┌─ Given records

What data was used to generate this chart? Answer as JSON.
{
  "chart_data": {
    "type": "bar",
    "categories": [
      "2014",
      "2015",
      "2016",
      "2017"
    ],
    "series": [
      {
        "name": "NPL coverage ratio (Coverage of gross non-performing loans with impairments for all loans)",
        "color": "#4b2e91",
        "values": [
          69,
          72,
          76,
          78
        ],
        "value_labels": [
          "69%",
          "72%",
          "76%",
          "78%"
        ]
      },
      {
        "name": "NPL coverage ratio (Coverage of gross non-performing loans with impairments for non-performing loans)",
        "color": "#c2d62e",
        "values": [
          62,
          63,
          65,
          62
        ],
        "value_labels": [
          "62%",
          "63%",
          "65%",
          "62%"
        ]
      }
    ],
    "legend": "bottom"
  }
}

└─

■ Given task
Extract each line from the listing above, please, and repeat it exactly.

■ Reply
What data was used to generate this chart? Answer as JSON.
{
  "chart_data": {
    "type": "bar",
    "categories": [
      "2014",
      "2015",
      "2016",
      "2017"
    ],
    "series": [
      {
        "name": "NPL coverage ratio (Coverage of gross non-performing loans with impairments for all loans)",
        "color": "#4b2e91",
        "values": [
          69,
          72,
          76,
          78
        ],
        "value_labels": [
          "69%",
          "72%",
          "76%",
          "78%"
        ]
      },
      {
        "name": "NPL coverage ratio (Coverage of gross non-performing loans with impairments for non-performing loans)",
        "color": "#c2d62e",
        "values": [
          62,
          63,
          65,
          62
        ],
        "value_labels": [
          "62%",
          "63%",
          "65%",
          "62%"
        ]
      }
    ],
    "legend": "bottom"
  }
}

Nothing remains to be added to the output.